** Start Data section **

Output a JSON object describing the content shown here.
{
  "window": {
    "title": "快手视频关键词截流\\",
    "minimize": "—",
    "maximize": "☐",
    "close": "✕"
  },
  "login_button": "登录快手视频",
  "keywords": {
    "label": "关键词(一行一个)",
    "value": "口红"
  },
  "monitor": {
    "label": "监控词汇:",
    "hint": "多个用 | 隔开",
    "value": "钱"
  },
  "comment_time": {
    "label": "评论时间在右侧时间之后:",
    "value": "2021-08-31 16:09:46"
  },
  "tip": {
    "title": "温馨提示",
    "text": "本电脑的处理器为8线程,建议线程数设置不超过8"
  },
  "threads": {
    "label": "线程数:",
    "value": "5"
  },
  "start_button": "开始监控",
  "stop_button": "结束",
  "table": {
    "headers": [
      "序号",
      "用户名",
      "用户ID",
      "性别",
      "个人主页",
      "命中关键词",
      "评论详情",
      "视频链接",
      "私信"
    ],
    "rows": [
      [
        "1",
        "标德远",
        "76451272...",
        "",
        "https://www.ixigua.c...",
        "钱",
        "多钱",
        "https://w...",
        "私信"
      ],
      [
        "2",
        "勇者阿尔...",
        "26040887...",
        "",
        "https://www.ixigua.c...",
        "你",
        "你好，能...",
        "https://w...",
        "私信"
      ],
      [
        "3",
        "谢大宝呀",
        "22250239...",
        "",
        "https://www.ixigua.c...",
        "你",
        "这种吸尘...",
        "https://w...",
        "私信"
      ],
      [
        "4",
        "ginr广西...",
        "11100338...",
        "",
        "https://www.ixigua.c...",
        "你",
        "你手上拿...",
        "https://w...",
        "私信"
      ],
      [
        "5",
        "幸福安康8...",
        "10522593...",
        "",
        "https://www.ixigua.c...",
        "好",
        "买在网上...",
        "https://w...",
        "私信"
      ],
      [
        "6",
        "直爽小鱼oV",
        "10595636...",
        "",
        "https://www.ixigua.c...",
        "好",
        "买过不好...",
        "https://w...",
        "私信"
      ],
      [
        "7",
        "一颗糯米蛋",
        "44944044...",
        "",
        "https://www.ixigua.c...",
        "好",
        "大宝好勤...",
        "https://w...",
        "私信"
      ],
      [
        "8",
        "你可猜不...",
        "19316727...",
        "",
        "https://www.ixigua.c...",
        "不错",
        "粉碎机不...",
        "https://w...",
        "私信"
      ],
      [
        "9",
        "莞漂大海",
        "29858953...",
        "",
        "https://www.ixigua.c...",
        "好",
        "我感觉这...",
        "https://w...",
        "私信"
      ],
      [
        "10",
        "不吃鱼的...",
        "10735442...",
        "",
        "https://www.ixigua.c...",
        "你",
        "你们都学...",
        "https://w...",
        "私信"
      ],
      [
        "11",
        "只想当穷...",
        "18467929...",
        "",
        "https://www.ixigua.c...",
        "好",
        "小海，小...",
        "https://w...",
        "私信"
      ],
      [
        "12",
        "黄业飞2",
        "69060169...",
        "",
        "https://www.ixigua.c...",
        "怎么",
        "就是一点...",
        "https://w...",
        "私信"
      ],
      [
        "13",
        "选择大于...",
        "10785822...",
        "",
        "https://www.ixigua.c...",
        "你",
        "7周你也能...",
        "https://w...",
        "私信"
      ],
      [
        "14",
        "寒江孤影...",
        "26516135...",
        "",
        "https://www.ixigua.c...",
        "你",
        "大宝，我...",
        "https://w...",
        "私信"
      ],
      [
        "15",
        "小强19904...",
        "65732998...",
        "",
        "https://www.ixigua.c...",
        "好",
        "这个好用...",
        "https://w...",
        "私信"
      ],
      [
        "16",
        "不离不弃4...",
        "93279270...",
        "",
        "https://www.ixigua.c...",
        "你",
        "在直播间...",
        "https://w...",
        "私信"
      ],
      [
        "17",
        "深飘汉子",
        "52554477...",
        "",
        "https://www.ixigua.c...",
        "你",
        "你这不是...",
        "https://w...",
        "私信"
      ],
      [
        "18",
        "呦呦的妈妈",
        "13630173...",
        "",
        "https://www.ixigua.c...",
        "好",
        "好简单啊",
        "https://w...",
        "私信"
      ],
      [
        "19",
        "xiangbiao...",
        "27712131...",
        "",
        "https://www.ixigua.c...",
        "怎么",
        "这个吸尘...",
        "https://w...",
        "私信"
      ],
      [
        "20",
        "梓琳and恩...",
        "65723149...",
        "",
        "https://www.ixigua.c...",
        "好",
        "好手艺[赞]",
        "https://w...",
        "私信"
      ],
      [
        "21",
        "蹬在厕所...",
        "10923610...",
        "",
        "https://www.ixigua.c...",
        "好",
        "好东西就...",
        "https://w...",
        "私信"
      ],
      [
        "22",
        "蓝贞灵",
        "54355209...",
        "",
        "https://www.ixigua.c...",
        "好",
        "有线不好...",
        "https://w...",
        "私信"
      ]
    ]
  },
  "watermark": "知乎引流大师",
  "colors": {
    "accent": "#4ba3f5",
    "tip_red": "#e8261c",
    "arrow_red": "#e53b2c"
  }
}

** End Data section **

Nothing should be left out: return all of the records exactly.

Solution to this problem
Output a JSON object describing the content shown here.
{
  "window": {
    "title": "快手视频关键词截流\\",
    "minimize": "—",
    "maximize": "☐",
    "close": "✕"
  },
  "login_button": "登录快手视频",
  "keywords": {
    "label": "关键词(一行一个)",
    "value": "口红"
  },
  "monitor": {
    "label": "监控词汇:",
    "hint": "多个用 | 隔开",
    "value": "钱"
  },
  "comment_time": {
    "label": "评论时间在右侧时间之后:",
    "value": "2021-08-31 16:09:46"
  },
  "tip": {
    "title": "温馨提示",
    "text": "本电脑的处理器为8线程,建议线程数设置不超过8"
  },
  "threads": {
    "label": "线程数:",
    "value": "5"
  },
  "start_button": "开始监控",
  "stop_button": "结束",
  "table": {
    "headers": [
      "序号",
      "用户名",
      "用户ID",
      "性别",
      "个人主页",
      "命中关键词",
      "评论详情",
      "视频链接",
      "私信"
    ],
    "rows": [
      [
        "1",
        "标德远",
        "76451272...",
        "",
        "https://www.ixigua.c...",
        "钱",
        "多钱",
        "https://w...",
        "私信"
      ],
      [
        "2",
        "勇者阿尔...",
        "26040887...",
        "",
        "https://www.ixigua.c...",
        "你",
        "你好，能...",
        "https://w...",
        "私信"
      ],
      [
        "3",
        "谢大宝呀",
        "22250239...",
        "",
        "https://www.ixigua.c...",
        "你",
        "这种吸尘...",
        "https://w...",
        "私信"
      ],
      [
        "4",
        "ginr广西...",
        "11100338...",
        "",
        "https://www.ixigua.c...",
        "你",
        "你手上拿...",
        "https://w...",
        "私信"
      ],
      [
        "5",
        "幸福安康8...",
        "10522593...",
        "",
        "https://www.ixigua.c...",
        "好",
        "买在网上...",
        "https://w...",
        "私信"
      ],
      [
        "6",
        "直爽小鱼oV",
        "10595636...",
        "",
        "https://www.ixigua.c...",
        "好",
        "买过不好...",
        "https://w...",
        "私信"
      ],
      [
        "7",
        "一颗糯米蛋",
        "44944044...",
        "",
        "https://www.ixigua.c...",
        "好",
        "大宝好勤...",
        "https://w...",
        "私信"
      ],
      [
        "8",
        "你可猜不...",
        "19316727...",
        "",
        "https://www.ixigua.c...",
        "不错",
        "粉碎机不...",
        "https://w...",
        "私信"
      ],
      [
        "9",
        "莞漂大海",
        "29858953...",
        "",
        "https://www.ixigua.c...",
        "好",
        "我感觉这...",
        "https://w...",
        "私信"
      ],
      [
        "10",
        "不吃鱼的...",
        "10735442...",
        "",
        "https://www.ixigua.c...",
        "你",
        "你们都学...",
        "https://w...",
        "私信"
      ],
      [
        "11",
        "只想当穷...",
        "18467929...",
        "",
        "https://www.ixigua.c...",
        "好",
        "小海，小...",
        "https://w...",
        "私信"
      ],
      [
        "12",
        "黄业飞2",
        "69060169...",
        "",
        "https://www.ixigua.c...",
        "怎么",
        "就是一点...",
        "https://w...",
        "私信"
      ],
      [
        "13",
        "选择大于...",
        "10785822...",
        "",
        "https://www.ixigua.c...",
        "你",
        "7周你也能...",
        "https://w...",
        "私信"
      ],
      [
        "14",
        "寒江孤影...",
        "26516135...",
        "",
        "https://www.ixigua.c...",
        "你",
        "大宝，我...",
        "https://w...",
        "私信"
      ],
      [
        "15",
        "小强19904...",
        "65732998...",
        "",
        "https://www.ixigua.c...",
        "好",
        "这个好用...",
        "https://w...",
        "私信"
      ],
      [
        "16",
        "不离不弃4...",
        "93279270...",
        "",
        "https://www.ixigua.c...",
        "你",
        "在直播间...",
        "https://w...",
        "私信"
      ],
      [
        "17",
        "深飘汉子",
        "52554477...",
        "",
        "https://www.ixigua.c...",
        "你",
        "你这不是...",
        "https://w...",
        "私信"
      ],
      [
        "18",
        "呦呦的妈妈",
        "13630173...",
        "",
        "https://www.ixigua.c...",
        "好",
        "好简单啊",
        "https://w...",
        "私信"
      ],
      [
        "19",
        "xiangbiao...",
        "27712131...",
        "",
        "https://www.ixigua.c...",
        "怎么",
        "这个吸尘...",
        "https://w...",
        "私信"
      ],
      [
        "20",
        "梓琳and恩...",
        "65723149...",
        "",
        "https://www.ixigua.c...",
        "好",
        "好手艺[赞]",
        "https://w...",
        "私信"
      ],
      [
        "21",
        "蹬在厕所...",
        "10923610...",
        "",
        "https://www.ixigua.c...",
        "好",
        "好东西就...",
        "https://w...",
        "私信"
      ],
      [
        "22",
        "蓝贞灵",
        "54355209...",
        "",
        "https://www.ixigua.c...",
        "好",
        "有线不好...",
        "https://w...",
        "私信"
      ]
    ]
  },
  "watermark": "知乎引流大师",
  "colors": {
    "accent": "#4ba3f5",
    "tip_red": "#e8261c",
    "arrow_red": "#e53b2c"
  }
}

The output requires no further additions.